>> BEGIN Material shown
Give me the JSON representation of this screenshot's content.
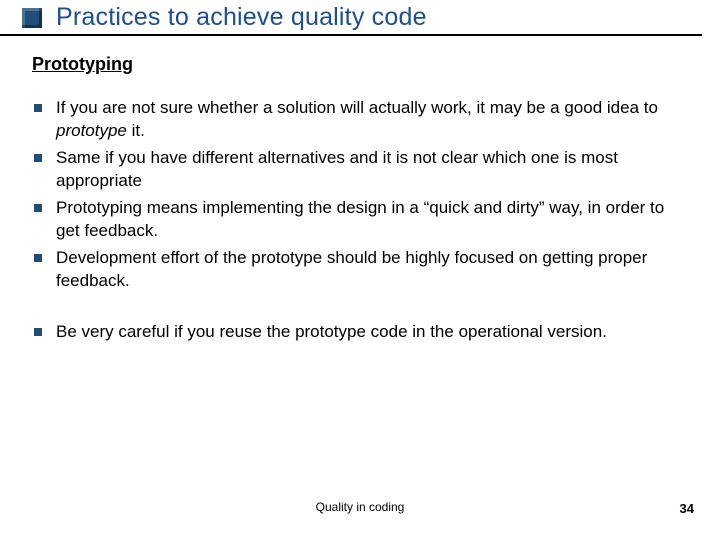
{
  "title": "Practices to achieve quality code",
  "subtitle": "Prototyping",
  "bullets_group1": [
    {
      "pre": "If you are not sure whether a solution will actually work, it may be a good idea to ",
      "em": "prototype",
      "post": " it."
    },
    {
      "pre": "Same if you have different alternatives and it is not clear which one is most appropriate",
      "em": "",
      "post": ""
    },
    {
      "pre": "Prototyping means implementing the design in a “quick and dirty” way, in order to get feedback.",
      "em": "",
      "post": ""
    },
    {
      "pre": "Development effort of the prototype should be highly focused on getting proper feedback.",
      "em": "",
      "post": ""
    }
  ],
  "bullets_group2": [
    {
      "pre": "Be very careful if you reuse the prototype code in the operational version.",
      "em": "",
      "post": ""
    }
  ],
  "footer_center": "Quality in coding",
  "page_number": "34"
}
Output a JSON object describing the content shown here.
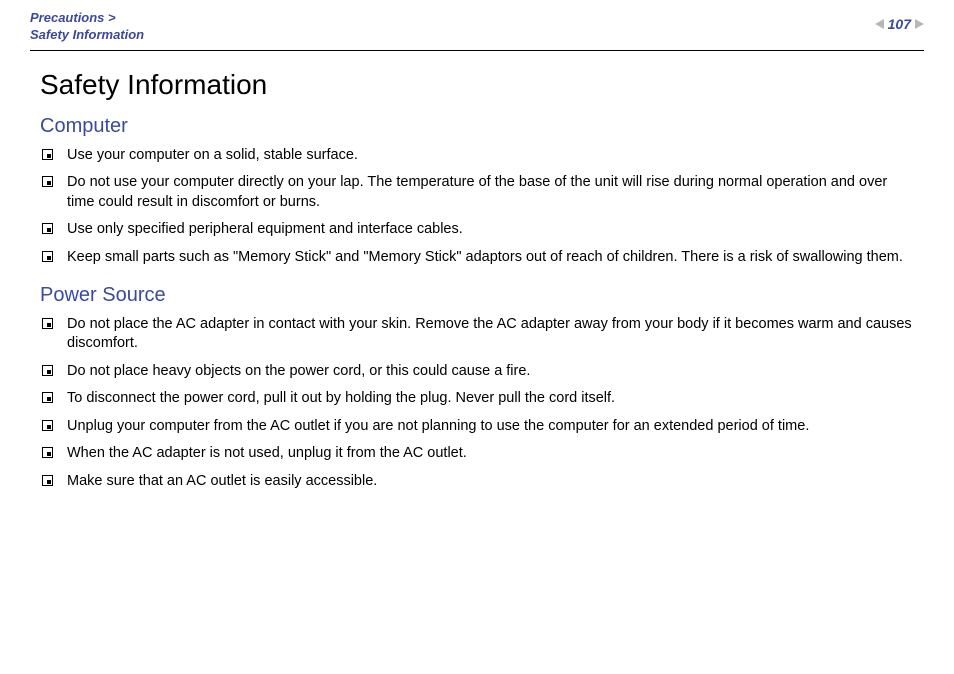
>> END Material shown
■ What the task asks ■
Filter the listing for the word "JSON" and copy every line that holds it.

■ Result of this task ■
Give me the JSON representation of this screenshot's content.
Output a JSON object describing the content shown here.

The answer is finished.